Task:
Find each line below containing the word "journal" and copy it.
☆ ☆ ☆ ☆
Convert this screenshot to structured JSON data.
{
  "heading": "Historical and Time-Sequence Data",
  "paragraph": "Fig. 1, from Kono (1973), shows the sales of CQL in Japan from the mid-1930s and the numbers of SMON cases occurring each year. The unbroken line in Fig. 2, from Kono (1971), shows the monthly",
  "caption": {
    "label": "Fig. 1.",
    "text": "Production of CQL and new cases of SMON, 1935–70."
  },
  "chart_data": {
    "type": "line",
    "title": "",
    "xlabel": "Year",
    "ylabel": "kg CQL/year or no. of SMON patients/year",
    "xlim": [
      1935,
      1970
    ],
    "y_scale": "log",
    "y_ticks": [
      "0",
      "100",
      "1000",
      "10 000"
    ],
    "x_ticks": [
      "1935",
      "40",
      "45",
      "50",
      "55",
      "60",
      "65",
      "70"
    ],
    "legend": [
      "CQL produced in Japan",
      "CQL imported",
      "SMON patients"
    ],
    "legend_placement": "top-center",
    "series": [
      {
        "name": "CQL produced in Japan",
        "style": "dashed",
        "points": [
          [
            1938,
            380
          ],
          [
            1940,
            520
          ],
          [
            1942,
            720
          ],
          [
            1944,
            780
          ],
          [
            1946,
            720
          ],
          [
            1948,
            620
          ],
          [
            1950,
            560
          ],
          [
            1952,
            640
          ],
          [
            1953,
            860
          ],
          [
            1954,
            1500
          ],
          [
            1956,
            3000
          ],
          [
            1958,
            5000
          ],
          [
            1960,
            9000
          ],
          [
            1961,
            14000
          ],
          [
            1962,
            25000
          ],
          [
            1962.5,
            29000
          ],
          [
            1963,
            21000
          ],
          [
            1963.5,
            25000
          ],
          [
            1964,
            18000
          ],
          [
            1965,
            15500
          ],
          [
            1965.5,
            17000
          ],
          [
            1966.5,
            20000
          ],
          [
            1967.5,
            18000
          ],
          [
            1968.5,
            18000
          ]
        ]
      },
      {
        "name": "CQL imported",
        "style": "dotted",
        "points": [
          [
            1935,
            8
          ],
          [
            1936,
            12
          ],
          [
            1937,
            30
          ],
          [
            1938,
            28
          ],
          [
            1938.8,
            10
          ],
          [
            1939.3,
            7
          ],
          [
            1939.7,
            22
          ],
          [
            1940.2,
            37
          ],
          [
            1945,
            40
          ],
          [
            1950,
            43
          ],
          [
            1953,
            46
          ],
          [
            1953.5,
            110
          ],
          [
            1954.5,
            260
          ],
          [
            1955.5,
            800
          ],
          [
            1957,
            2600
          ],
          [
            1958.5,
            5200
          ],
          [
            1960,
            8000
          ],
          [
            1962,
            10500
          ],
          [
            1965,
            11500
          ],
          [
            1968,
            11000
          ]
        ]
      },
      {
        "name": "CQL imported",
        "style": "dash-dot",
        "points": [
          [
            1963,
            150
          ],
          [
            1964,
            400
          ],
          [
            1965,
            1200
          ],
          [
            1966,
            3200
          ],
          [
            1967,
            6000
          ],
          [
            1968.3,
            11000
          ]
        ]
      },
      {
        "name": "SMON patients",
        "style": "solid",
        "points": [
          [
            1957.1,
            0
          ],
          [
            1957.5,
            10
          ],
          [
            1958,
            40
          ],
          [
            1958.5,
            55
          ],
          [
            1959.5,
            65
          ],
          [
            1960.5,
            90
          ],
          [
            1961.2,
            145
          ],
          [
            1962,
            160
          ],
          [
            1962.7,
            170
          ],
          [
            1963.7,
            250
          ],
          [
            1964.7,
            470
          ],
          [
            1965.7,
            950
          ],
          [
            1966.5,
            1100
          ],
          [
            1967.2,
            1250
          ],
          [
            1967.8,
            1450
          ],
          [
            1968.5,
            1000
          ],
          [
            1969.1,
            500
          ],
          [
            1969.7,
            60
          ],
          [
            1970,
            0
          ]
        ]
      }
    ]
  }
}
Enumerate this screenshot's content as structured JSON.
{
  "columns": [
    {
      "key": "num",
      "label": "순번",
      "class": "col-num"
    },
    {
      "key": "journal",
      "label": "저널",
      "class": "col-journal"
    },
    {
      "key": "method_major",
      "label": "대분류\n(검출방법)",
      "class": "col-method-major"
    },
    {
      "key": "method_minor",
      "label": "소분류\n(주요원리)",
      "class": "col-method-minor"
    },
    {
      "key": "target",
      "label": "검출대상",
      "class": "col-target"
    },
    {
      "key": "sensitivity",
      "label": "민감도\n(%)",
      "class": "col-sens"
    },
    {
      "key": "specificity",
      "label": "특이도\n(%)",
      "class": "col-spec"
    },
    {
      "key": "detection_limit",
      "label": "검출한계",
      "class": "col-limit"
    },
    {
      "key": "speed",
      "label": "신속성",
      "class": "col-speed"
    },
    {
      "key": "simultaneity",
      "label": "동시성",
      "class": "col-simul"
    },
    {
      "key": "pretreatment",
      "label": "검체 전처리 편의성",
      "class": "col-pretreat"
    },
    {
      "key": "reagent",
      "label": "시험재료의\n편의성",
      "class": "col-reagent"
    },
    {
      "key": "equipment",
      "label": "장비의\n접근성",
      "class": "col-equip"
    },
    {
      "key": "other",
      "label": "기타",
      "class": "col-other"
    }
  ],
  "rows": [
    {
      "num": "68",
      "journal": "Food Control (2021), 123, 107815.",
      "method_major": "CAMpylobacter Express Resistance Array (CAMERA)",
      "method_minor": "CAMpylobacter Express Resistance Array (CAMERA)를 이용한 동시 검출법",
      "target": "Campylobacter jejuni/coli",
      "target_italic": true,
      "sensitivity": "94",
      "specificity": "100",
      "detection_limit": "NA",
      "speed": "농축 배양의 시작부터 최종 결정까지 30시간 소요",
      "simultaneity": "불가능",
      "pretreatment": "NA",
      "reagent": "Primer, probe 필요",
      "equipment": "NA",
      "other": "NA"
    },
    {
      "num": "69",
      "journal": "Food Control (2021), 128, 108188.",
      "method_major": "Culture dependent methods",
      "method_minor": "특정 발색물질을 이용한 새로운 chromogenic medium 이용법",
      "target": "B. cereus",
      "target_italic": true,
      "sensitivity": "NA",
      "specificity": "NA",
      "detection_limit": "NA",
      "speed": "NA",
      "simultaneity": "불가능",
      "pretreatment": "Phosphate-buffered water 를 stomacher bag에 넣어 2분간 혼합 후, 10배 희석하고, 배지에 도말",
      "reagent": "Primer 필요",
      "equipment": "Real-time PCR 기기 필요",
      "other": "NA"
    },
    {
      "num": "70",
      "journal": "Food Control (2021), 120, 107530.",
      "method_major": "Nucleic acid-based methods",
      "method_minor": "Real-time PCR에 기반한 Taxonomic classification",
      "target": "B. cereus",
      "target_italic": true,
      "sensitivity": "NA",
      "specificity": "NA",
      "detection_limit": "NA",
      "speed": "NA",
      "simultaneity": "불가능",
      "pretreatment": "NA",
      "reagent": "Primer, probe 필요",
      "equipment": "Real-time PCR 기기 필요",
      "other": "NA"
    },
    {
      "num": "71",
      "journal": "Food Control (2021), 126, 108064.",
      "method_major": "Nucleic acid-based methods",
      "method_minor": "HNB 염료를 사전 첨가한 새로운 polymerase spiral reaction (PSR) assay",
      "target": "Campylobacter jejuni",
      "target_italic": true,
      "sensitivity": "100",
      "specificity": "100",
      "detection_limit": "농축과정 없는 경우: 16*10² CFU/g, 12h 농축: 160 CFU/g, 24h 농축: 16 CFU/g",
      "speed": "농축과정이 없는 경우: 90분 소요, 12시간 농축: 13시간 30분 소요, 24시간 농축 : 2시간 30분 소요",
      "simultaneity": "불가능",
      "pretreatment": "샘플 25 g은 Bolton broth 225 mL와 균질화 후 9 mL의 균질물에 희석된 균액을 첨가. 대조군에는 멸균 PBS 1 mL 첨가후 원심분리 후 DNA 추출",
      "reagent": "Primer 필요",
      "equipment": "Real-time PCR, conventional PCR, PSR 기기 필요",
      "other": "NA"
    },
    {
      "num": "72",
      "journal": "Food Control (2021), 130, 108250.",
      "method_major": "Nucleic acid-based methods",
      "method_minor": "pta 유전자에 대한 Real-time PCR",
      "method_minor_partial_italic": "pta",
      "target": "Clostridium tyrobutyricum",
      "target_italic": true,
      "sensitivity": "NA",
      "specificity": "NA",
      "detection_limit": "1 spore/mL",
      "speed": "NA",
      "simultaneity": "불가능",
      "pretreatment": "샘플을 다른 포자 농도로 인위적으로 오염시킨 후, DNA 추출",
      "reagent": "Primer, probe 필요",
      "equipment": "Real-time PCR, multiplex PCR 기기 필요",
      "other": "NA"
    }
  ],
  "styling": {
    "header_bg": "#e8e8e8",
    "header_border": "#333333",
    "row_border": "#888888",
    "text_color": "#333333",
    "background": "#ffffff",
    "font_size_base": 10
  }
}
☆ ☆ ☆ ☆
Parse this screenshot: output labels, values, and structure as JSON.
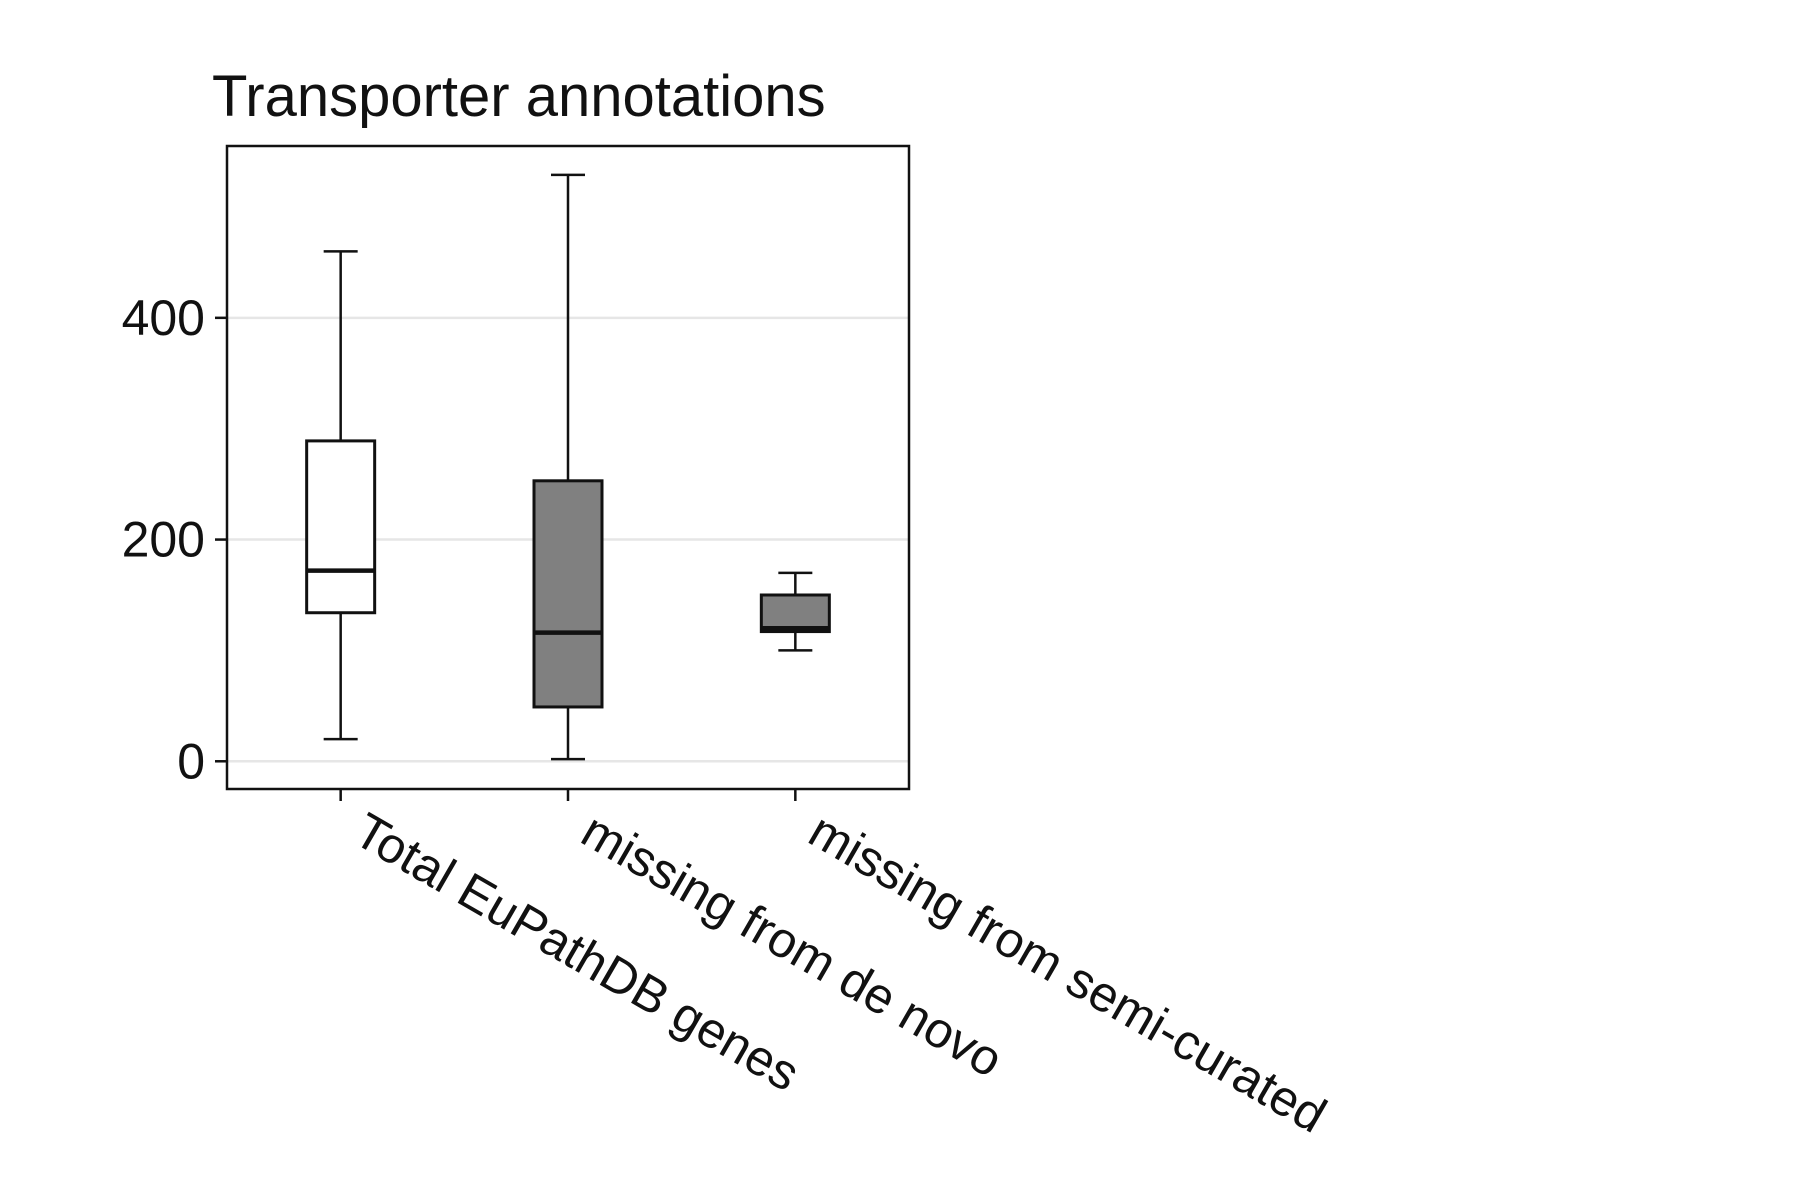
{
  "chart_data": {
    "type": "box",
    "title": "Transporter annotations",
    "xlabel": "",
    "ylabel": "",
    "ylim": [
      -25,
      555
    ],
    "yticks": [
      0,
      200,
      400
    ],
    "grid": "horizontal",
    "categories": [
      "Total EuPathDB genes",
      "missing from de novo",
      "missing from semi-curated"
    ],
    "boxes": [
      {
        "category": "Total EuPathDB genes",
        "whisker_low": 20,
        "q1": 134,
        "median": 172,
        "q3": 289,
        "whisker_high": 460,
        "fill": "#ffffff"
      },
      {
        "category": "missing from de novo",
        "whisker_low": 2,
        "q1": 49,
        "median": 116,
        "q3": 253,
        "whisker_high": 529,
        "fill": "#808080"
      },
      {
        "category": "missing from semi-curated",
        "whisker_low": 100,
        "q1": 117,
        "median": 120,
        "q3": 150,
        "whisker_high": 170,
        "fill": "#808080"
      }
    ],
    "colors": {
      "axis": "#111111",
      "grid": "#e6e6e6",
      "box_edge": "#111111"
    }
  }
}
☆ ☆ ☆ ☆
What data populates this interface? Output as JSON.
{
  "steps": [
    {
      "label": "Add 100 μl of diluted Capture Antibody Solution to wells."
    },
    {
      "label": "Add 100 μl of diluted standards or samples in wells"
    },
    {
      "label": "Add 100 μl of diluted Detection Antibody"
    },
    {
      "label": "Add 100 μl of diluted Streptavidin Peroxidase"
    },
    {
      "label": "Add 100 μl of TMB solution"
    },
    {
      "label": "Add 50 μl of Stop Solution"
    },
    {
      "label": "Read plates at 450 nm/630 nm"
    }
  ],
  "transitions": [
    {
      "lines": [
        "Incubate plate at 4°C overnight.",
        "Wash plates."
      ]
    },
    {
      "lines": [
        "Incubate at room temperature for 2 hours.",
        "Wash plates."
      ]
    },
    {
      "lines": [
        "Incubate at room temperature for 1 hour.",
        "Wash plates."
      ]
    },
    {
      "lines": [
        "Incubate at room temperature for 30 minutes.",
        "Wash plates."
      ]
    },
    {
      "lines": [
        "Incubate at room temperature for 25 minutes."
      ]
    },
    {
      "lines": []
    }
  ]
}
☆ ☆ ☆ ☆
Exercise solution:
      "key": "journal",
      "class": "col-journal"
      "journal": "Food Control (2021), 123, 107815.",
      "journal": "Food Control (2021), 128, 108188.",
      "journal": "Food Control (2021), 120, 107530.",
      "journal": "Food Control (2021), 126, 108064.",
      "journal": "Food Control (2021), 130, 108250.",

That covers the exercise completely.